[Problem details] Find the lines with the string "เฉพาะเจาะจง" and return them.

[Data]
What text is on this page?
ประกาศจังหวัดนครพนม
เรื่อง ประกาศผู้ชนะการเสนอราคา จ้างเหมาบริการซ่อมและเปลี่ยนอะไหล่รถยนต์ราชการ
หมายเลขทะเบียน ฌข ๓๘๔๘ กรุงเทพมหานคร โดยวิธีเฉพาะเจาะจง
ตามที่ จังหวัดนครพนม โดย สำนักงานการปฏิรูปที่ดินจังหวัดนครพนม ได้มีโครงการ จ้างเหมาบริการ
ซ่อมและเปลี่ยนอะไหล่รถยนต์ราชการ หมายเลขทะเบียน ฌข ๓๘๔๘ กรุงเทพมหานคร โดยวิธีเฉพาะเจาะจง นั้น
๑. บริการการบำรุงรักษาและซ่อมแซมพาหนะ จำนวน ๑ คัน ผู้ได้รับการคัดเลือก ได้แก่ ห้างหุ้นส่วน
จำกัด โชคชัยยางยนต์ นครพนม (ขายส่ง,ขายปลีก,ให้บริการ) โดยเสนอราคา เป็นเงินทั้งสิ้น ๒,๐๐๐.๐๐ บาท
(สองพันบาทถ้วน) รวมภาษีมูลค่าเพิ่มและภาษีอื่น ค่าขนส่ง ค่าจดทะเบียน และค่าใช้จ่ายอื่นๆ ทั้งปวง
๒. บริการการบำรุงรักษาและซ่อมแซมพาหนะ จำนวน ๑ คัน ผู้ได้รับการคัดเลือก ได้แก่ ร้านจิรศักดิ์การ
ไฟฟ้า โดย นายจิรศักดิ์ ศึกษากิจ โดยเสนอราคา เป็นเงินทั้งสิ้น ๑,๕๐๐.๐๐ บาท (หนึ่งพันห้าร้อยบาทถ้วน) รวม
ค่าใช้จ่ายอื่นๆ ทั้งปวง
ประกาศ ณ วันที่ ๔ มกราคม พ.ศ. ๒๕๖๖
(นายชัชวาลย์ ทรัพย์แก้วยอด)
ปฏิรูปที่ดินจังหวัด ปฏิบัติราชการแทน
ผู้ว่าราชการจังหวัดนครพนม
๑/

[The solution]
หมายเลขทะเบียน ฌข ๓๘๔๘ กรุงเทพมหานคร โดยวิธีเฉพาะเจาะจง
ซ่อมและเปลี่ยนอะไหล่รถยนต์ราชการ หมายเลขทะเบียน ฌข ๓๘๔๘ กรุงเทพมหานคร โดยวิธีเฉพาะเจาะจง นั้น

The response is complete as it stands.